*REQUIREMENTS*
Copy out all lines with the word "Bestyrer" in them.

*Raw records*
-*-*-

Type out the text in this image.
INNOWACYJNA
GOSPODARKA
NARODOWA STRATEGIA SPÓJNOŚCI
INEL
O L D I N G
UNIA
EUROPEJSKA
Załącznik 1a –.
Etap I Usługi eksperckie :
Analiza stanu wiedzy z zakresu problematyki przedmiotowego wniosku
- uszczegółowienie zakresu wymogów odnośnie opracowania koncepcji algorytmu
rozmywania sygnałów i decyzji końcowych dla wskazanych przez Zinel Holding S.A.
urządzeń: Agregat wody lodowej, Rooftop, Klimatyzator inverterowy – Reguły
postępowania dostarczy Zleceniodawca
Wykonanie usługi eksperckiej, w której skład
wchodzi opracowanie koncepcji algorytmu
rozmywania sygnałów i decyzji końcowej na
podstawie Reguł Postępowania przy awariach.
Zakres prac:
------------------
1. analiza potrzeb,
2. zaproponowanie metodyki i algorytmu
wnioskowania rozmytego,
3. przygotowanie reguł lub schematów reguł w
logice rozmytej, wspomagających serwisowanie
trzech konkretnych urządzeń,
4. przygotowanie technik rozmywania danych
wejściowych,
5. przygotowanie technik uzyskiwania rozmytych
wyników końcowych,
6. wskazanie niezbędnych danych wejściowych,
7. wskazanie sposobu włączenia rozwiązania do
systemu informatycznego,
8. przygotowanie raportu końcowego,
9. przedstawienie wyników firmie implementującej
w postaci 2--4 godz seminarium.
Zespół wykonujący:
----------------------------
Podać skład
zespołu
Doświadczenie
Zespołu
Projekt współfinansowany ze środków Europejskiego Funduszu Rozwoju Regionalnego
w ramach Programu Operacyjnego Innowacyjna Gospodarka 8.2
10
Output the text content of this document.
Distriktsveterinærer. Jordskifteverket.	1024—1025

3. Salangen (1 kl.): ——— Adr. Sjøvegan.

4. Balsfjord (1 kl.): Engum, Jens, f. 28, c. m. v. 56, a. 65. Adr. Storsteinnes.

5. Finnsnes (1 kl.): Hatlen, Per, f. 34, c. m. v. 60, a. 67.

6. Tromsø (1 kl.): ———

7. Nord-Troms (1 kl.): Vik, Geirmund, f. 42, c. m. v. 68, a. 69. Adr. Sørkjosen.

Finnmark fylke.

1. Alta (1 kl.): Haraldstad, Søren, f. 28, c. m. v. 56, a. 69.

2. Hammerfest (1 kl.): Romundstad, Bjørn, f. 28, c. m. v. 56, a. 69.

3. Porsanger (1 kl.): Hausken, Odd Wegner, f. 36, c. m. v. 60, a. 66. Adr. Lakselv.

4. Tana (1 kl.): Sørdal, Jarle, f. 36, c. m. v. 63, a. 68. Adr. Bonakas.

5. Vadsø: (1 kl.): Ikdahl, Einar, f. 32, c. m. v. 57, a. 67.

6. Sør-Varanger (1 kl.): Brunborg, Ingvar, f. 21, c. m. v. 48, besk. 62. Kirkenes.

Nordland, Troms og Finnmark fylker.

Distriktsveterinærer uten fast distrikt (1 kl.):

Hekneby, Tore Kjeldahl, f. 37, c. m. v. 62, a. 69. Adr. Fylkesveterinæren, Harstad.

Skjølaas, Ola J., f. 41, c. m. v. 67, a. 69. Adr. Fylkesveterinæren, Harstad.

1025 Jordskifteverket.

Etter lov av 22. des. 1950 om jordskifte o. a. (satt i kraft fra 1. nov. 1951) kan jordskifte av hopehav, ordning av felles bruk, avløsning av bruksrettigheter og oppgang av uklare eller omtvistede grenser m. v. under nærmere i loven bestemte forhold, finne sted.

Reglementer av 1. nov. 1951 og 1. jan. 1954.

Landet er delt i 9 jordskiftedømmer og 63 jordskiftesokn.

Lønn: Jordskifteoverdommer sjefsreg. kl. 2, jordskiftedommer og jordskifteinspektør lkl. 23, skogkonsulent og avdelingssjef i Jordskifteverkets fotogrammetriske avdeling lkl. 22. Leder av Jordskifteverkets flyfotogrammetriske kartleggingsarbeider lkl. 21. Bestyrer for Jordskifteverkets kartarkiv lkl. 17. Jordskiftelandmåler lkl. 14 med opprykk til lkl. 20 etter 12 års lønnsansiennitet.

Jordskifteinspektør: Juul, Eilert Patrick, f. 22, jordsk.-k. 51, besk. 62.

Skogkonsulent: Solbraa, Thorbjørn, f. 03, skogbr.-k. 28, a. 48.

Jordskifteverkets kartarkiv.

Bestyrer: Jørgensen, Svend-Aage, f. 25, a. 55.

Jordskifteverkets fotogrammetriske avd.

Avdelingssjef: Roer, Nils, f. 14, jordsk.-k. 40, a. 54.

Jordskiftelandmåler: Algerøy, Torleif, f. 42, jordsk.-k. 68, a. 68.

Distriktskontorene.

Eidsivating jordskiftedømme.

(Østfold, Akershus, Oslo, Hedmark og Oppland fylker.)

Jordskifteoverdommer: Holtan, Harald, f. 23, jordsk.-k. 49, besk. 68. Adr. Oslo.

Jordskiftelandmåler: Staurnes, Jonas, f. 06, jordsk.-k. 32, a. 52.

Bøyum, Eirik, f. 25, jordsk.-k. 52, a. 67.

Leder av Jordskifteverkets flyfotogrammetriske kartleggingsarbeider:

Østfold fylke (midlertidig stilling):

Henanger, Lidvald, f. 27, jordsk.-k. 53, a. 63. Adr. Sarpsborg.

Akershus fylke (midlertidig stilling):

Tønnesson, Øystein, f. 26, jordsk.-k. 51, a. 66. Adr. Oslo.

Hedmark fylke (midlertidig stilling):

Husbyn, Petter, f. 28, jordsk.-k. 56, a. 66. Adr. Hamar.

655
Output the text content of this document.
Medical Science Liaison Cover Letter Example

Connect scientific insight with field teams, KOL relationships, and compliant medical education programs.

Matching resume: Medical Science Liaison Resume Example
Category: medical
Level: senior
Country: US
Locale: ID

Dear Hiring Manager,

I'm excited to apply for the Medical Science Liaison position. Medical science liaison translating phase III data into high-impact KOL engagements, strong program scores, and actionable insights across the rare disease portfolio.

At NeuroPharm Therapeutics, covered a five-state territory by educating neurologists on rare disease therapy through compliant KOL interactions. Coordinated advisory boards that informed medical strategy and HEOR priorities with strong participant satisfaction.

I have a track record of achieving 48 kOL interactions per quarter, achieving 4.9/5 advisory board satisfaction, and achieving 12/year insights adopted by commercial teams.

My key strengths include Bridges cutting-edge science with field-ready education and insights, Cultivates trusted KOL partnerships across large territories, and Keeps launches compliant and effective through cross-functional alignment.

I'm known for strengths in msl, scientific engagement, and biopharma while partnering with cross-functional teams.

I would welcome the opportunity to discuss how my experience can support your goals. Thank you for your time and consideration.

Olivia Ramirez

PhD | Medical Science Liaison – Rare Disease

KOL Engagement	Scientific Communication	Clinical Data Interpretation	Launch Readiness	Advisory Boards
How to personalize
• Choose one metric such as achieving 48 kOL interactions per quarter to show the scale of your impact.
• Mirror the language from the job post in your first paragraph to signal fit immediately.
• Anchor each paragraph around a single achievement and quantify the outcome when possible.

-*-*-

*EXPECTED OUTPUT*
Lønn: Jordskifteoverdommer sjefsreg. kl. 2, jordskiftedommer og jordskifteinspektør lkl. 23, skogkonsulent og avdelingssjef i Jordskifteverkets fotogrammetriske avdeling lkl. 22. Leder av Jordskifteverkets flyfotogrammetriske kartleggingsarbeider lkl. 21. Bestyrer for Jordskifteverkets kartarkiv lkl. 17. Jordskiftelandmåler lkl. 14 med opprykk til lkl. 20 etter 12 års lønnsansiennitet.
Bestyrer: Jørgensen, Svend-Aage, f. 25, a. 55.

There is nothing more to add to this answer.